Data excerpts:
- - - -

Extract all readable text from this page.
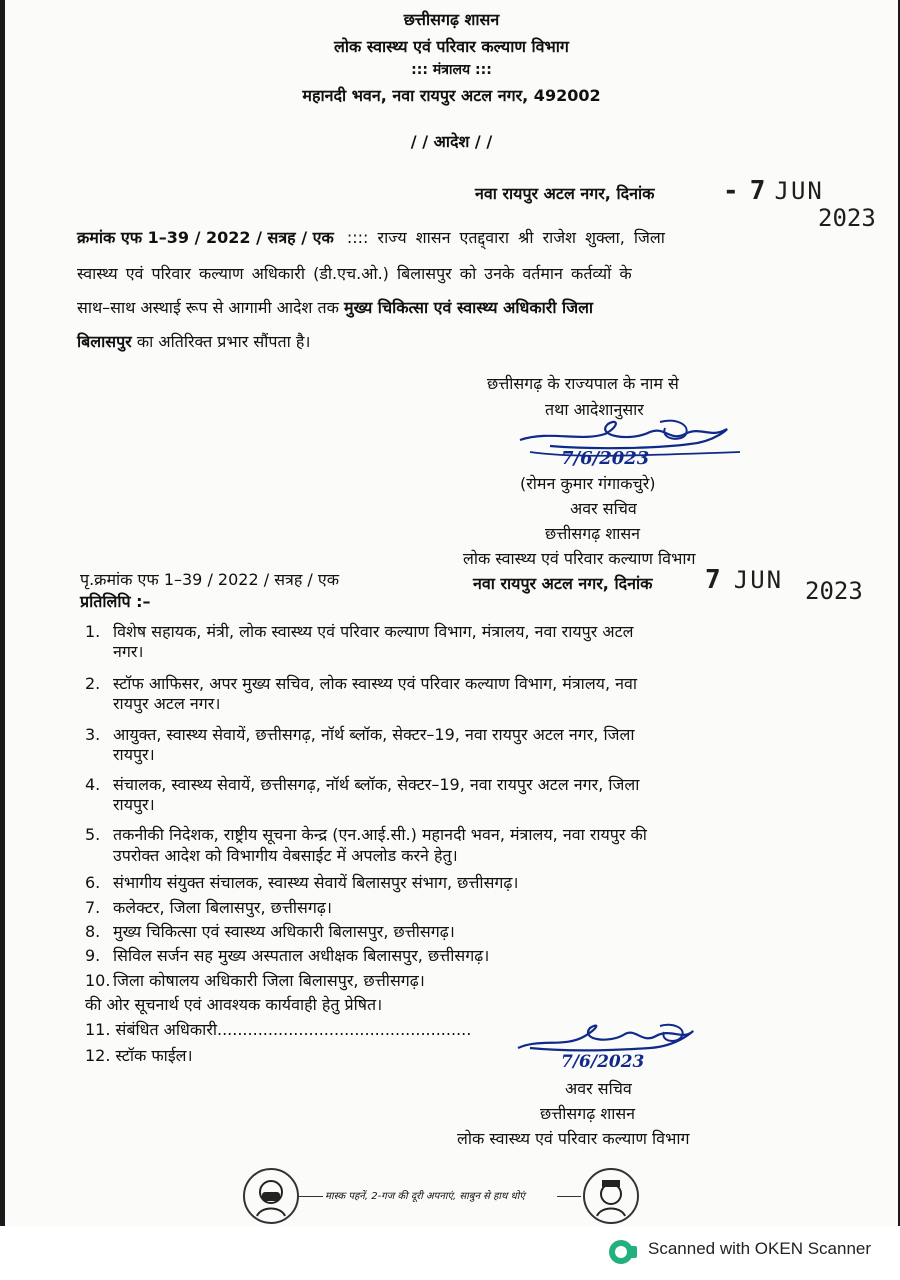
छत्तीसगढ़ शासन
लोक स्वास्थ्य एवं परिवार कल्याण विभाग
::: मंत्रालय :::
महानदी भवन, नवा रायपुर अटल नगर, 492002
/ / आदेश / /
नवा रायपुर अटल नगर, दिनांक	- 7 JUN
2023
क्रमांक एफ 1–39 / 2022 / सत्रह / एक :::: राज्य शासन एतद्द्वारा श्री राजेश शुक्ला, जिला
स्वास्थ्य एवं परिवार कल्याण अधिकारी (डी.एच.ओ.) बिलासपुर को उनके वर्तमान कर्तव्यों के
साथ–साथ अस्थाई रूप से आगामी आदेश तक मुख्य चिकित्सा एवं स्वास्थ्य अधिकारी जिला
बिलासपुर का अतिरिक्त प्रभार सौंपता है।
छत्तीसगढ़ के राज्यपाल के नाम से
तथा आदेशानुसार
7/6/2023
(रोमन कुमार गंगाकचुरे)
अवर सचिव
छत्तीसगढ़ शासन
लोक स्वास्थ्य एवं परिवार कल्याण विभाग
पृ.क्रमांक एफ 1–39 / 2022 / सत्रह / एक	नवा रायपुर अटल नगर, दिनांक 7 JUN 2023
प्रतिलिपि :–
1. विशेष सहायक, मंत्री, लोक स्वास्थ्य एवं परिवार कल्याण विभाग, मंत्रालय, नवा रायपुर अटल
नगर।
2. स्टॉफ आफिसर, अपर मुख्य सचिव, लोक स्वास्थ्य एवं परिवार कल्याण विभाग, मंत्रालय, नवा
रायपुर अटल नगर।
3. आयुक्त, स्वास्थ्य सेवायें, छत्तीसगढ़, नॉर्थ ब्लॉक, सेक्टर–19, नवा रायपुर अटल नगर, जिला
रायपुर।
4. संचालक, स्वास्थ्य सेवायें, छत्तीसगढ़, नॉर्थ ब्लॉक, सेक्टर–19, नवा रायपुर अटल नगर, जिला
रायपुर।
5. तकनीकी निदेशक, राष्ट्रीय सूचना केन्द्र (एन.आई.सी.) महानदी भवन, मंत्रालय, नवा रायपुर की
उपरोक्त आदेश को विभागीय वेबसाईट में अपलोड करने हेतु।
6. संभागीय संयुक्त संचालक, स्वास्थ्य सेवायें बिलासपुर संभाग, छत्तीसगढ़।
7. कलेक्टर, जिला बिलासपुर, छत्तीसगढ़।
8. मुख्य चिकित्सा एवं स्वास्थ्य अधिकारी बिलासपुर, छत्तीसगढ़।
9. सिविल सर्जन सह मुख्य अस्पताल अधीक्षक बिलासपुर, छत्तीसगढ़।
10. जिला कोषालय अधिकारी जिला बिलासपुर, छत्तीसगढ़।
की ओर सूचनार्थ एवं आवश्यक कार्यवाही हेतु प्रेषित।
11. संबंधित अधिकारी..................................................
12. स्टॉक फाईल।	7/6/2023
अवर सचिव
छत्तीसगढ़ शासन
लोक स्वास्थ्य एवं परिवार कल्याण विभाग
मास्क पहनें, 2-गज की दूरी अपनाएं, साबुन से हाथ धोएं
Scanned with OKEN Scanner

- - - -

## WORK INSTRUCTIONS
Go through the entries above and output them exactly, without pictures.

## REPLY
Extract all readable text from this page.
छत्तीसगढ़ शासन
लोक स्वास्थ्य एवं परिवार कल्याण विभाग
::: मंत्रालय :::
महानदी भवन, नवा रायपुर अटल नगर, 492002
/ / आदेश / /
नवा रायपुर अटल नगर, दिनांक	- 7 JUN
2023
क्रमांक एफ 1–39 / 2022 / सत्रह / एक :::: राज्य शासन एतद्द्वारा श्री राजेश शुक्ला, जिला
स्वास्थ्य एवं परिवार कल्याण अधिकारी (डी.एच.ओ.) बिलासपुर को उनके वर्तमान कर्तव्यों के
साथ–साथ अस्थाई रूप से आगामी आदेश तक मुख्य चिकित्सा एवं स्वास्थ्य अधिकारी जिला
बिलासपुर का अतिरिक्त प्रभार सौंपता है।
छत्तीसगढ़ के राज्यपाल के नाम से
तथा आदेशानुसार
7/6/2023
(रोमन कुमार गंगाकचुरे)
अवर सचिव
छत्तीसगढ़ शासन
लोक स्वास्थ्य एवं परिवार कल्याण विभाग
पृ.क्रमांक एफ 1–39 / 2022 / सत्रह / एक	नवा रायपुर अटल नगर, दिनांक 7 JUN 2023
प्रतिलिपि :–
1. विशेष सहायक, मंत्री, लोक स्वास्थ्य एवं परिवार कल्याण विभाग, मंत्रालय, नवा रायपुर अटल
नगर।
2. स्टॉफ आफिसर, अपर मुख्य सचिव, लोक स्वास्थ्य एवं परिवार कल्याण विभाग, मंत्रालय, नवा
रायपुर अटल नगर।
3. आयुक्त, स्वास्थ्य सेवायें, छत्तीसगढ़, नॉर्थ ब्लॉक, सेक्टर–19, नवा रायपुर अटल नगर, जिला
रायपुर।
4. संचालक, स्वास्थ्य सेवायें, छत्तीसगढ़, नॉर्थ ब्लॉक, सेक्टर–19, नवा रायपुर अटल नगर, जिला
रायपुर।
5. तकनीकी निदेशक, राष्ट्रीय सूचना केन्द्र (एन.आई.सी.) महानदी भवन, मंत्रालय, नवा रायपुर की
उपरोक्त आदेश को विभागीय वेबसाईट में अपलोड करने हेतु।
6. संभागीय संयुक्त संचालक, स्वास्थ्य सेवायें बिलासपुर संभाग, छत्तीसगढ़।
7. कलेक्टर, जिला बिलासपुर, छत्तीसगढ़।
8. मुख्य चिकित्सा एवं स्वास्थ्य अधिकारी बिलासपुर, छत्तीसगढ़।
9. सिविल सर्जन सह मुख्य अस्पताल अधीक्षक बिलासपुर, छत्तीसगढ़।
10. जिला कोषालय अधिकारी जिला बिलासपुर, छत्तीसगढ़।
की ओर सूचनार्थ एवं आवश्यक कार्यवाही हेतु प्रेषित।
11. संबंधित अधिकारी..................................................
12. स्टॉक फाईल।	7/6/2023
अवर सचिव
छत्तीसगढ़ शासन
लोक स्वास्थ्य एवं परिवार कल्याण विभाग
मास्क पहनें, 2-गज की दूरी अपनाएं, साबुन से हाथ धोएं
Scanned with OKEN Scanner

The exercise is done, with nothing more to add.